== EXERCISE REQUIREMENTS ==
Find each line with the word "赵括既代廉颇" and copy it.

== EXTRACTED ENTRIES ==

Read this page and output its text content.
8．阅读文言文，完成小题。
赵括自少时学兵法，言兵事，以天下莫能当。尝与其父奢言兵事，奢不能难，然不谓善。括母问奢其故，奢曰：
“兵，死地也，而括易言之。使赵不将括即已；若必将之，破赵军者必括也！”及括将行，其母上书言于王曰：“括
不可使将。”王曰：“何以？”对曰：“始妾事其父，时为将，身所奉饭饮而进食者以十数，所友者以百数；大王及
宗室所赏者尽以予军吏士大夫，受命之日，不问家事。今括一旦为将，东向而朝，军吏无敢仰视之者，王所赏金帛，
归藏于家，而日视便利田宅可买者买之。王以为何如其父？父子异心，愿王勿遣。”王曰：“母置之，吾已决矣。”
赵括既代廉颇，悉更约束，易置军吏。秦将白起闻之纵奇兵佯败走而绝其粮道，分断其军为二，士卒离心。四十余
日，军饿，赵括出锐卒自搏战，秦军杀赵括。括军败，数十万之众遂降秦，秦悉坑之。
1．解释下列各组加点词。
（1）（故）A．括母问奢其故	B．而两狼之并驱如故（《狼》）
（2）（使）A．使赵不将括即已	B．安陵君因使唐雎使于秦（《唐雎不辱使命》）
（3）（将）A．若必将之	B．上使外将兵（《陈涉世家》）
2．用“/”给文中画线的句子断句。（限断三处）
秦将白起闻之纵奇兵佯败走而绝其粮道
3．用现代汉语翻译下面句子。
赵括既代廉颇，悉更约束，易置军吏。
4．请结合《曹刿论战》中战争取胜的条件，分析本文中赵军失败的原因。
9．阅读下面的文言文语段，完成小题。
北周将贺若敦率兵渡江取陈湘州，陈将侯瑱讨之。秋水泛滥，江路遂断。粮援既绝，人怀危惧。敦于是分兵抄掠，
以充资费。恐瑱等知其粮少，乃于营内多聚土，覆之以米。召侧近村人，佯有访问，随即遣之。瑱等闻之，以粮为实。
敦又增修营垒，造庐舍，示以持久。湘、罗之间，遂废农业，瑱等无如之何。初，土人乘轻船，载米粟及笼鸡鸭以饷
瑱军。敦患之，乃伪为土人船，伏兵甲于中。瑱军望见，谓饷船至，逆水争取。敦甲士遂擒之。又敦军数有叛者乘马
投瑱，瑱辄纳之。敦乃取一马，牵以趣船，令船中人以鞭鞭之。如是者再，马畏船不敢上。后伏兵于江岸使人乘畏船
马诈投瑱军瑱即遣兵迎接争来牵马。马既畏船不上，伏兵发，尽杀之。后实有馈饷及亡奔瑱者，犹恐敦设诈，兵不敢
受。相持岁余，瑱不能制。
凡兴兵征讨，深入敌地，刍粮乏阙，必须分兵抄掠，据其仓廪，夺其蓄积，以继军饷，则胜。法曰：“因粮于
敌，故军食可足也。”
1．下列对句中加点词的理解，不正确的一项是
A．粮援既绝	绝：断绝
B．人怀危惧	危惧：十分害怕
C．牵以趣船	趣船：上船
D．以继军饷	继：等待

== WRITTEN ANSWER ==
赵括既代廉颇，悉更约束，易置军吏。秦将白起闻之纵奇兵佯败走而绝其粮道，分断其军为二，士卒离心。四十余
赵括既代廉颇，悉更约束，易置军吏。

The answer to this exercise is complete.